[Data listing]
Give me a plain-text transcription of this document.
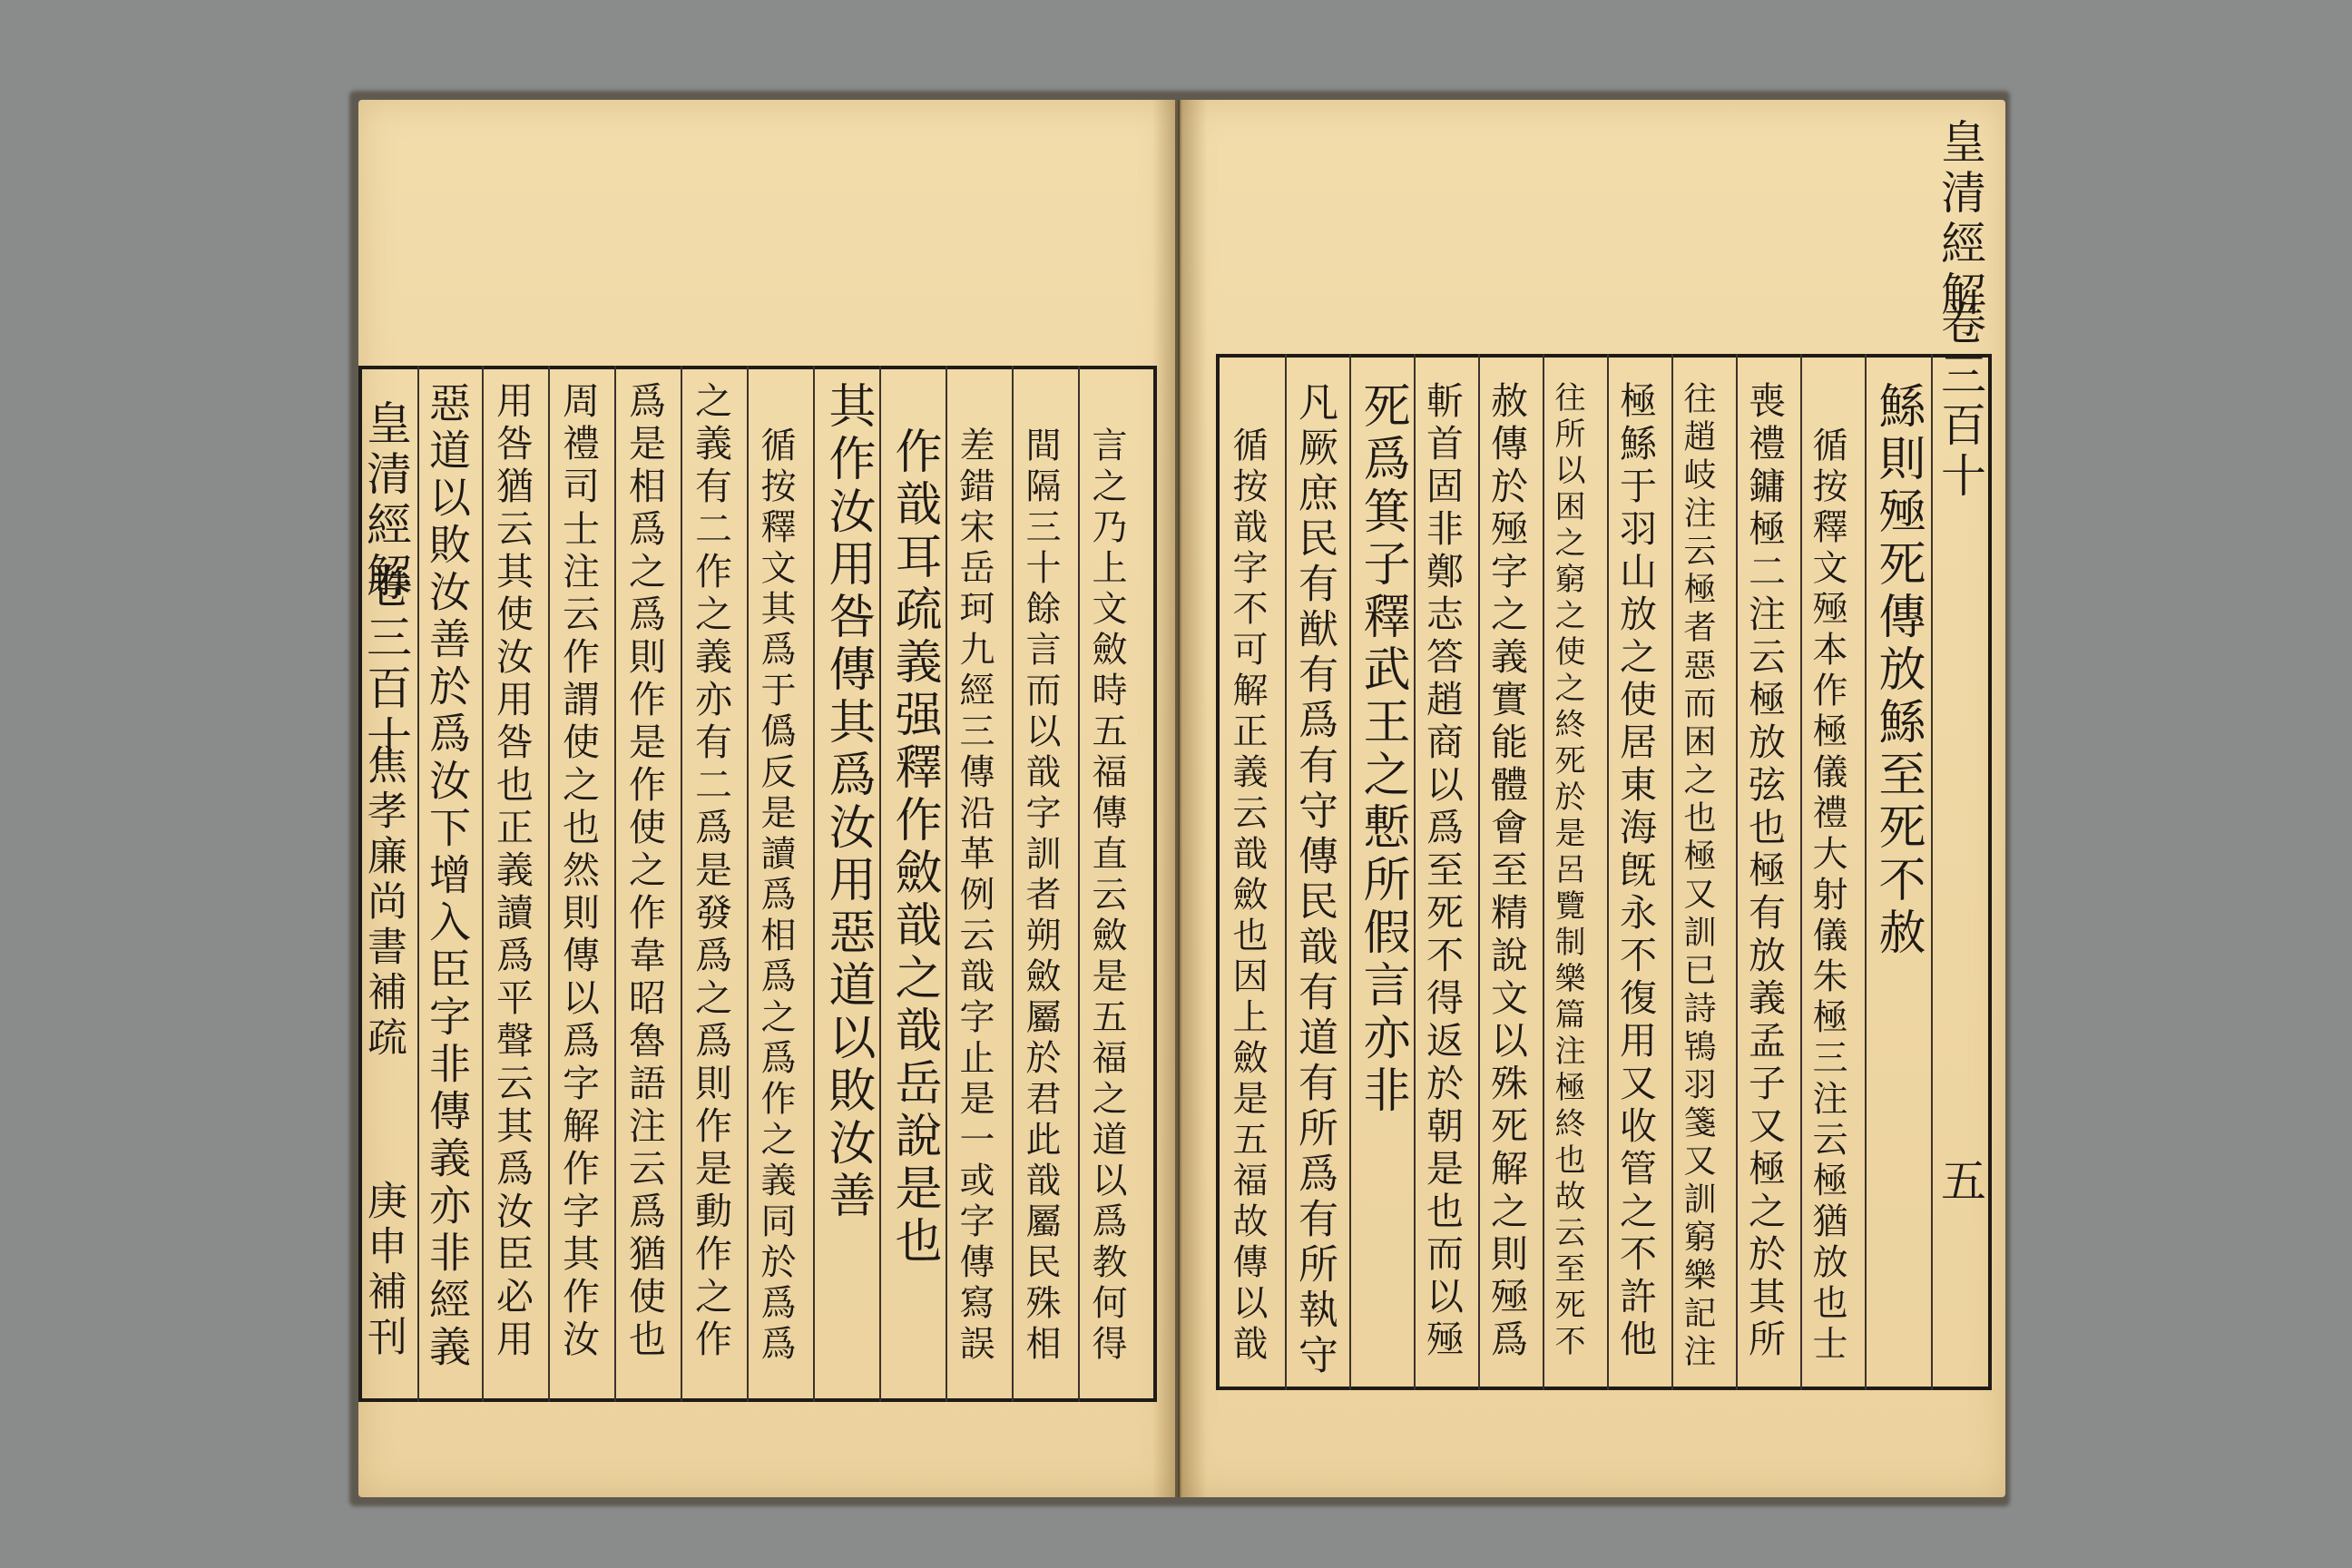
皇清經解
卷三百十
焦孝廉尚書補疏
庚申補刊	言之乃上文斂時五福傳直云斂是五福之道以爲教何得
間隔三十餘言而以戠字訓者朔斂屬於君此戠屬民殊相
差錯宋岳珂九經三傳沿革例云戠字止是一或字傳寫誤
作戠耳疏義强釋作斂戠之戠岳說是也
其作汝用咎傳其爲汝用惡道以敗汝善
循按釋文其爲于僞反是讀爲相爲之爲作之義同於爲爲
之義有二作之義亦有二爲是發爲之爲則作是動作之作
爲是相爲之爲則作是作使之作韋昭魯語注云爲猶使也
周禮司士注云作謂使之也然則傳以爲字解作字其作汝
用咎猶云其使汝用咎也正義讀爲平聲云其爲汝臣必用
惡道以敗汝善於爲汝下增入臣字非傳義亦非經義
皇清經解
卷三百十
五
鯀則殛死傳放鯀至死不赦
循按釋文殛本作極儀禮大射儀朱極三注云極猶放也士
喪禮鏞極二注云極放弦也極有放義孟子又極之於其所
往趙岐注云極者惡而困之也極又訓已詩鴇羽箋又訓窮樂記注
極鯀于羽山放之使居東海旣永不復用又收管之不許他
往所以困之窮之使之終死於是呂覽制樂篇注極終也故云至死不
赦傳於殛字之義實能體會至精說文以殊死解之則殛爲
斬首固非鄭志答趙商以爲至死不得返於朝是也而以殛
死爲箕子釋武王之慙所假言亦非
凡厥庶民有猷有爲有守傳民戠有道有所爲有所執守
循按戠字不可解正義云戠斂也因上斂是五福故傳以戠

** What is being asked **
Repeat the data exactly, excluding the pictures.

** Result of the task **
Give me a plain-text transcription of this document.
皇清經解
卷三百十
焦孝廉尚書補疏
庚申補刊	言之乃上文斂時五福傳直云斂是五福之道以爲教何得
間隔三十餘言而以戠字訓者朔斂屬於君此戠屬民殊相
差錯宋岳珂九經三傳沿革例云戠字止是一或字傳寫誤
作戠耳疏義强釋作斂戠之戠岳說是也
其作汝用咎傳其爲汝用惡道以敗汝善
循按釋文其爲于僞反是讀爲相爲之爲作之義同於爲爲
之義有二作之義亦有二爲是發爲之爲則作是動作之作
爲是相爲之爲則作是作使之作韋昭魯語注云爲猶使也
周禮司士注云作謂使之也然則傳以爲字解作字其作汝
用咎猶云其使汝用咎也正義讀爲平聲云其爲汝臣必用
惡道以敗汝善於爲汝下增入臣字非傳義亦非經義
皇清經解
卷三百十
五
鯀則殛死傳放鯀至死不赦
循按釋文殛本作極儀禮大射儀朱極三注云極猶放也士
喪禮鏞極二注云極放弦也極有放義孟子又極之於其所
往趙岐注云極者惡而困之也極又訓已詩鴇羽箋又訓窮樂記注
極鯀于羽山放之使居東海旣永不復用又收管之不許他
往所以困之窮之使之終死於是呂覽制樂篇注極終也故云至死不
赦傳於殛字之義實能體會至精說文以殊死解之則殛爲
斬首固非鄭志答趙商以爲至死不得返於朝是也而以殛
死爲箕子釋武王之慙所假言亦非
凡厥庶民有猷有爲有守傳民戠有道有所爲有所執守
循按戠字不可解正義云戠斂也因上斂是五福故傳以戠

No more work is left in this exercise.